◆ **Stated problem**
Check every line of the entries that follow, and copy the ones containing "price".

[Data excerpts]
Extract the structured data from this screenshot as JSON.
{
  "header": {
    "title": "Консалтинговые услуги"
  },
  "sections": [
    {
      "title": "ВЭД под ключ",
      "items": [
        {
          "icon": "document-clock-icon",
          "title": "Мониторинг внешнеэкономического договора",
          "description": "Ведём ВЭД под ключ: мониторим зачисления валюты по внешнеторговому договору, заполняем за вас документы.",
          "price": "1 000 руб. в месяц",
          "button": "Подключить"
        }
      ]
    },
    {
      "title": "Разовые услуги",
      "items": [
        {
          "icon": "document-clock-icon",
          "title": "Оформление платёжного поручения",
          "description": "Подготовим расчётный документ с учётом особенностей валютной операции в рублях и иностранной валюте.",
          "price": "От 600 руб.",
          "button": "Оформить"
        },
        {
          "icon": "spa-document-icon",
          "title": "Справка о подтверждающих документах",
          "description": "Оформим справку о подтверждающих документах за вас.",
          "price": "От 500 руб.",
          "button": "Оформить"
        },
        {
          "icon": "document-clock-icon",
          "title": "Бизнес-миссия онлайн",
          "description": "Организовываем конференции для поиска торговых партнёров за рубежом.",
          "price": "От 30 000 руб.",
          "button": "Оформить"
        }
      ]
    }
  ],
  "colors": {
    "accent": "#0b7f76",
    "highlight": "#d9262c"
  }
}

◆ **Solution for this problem**
          "price": "1 000 руб. в месяц",
          "price": "От 600 руб.",
          "price": "От 500 руб.",
          "price": "От 30 000 руб.",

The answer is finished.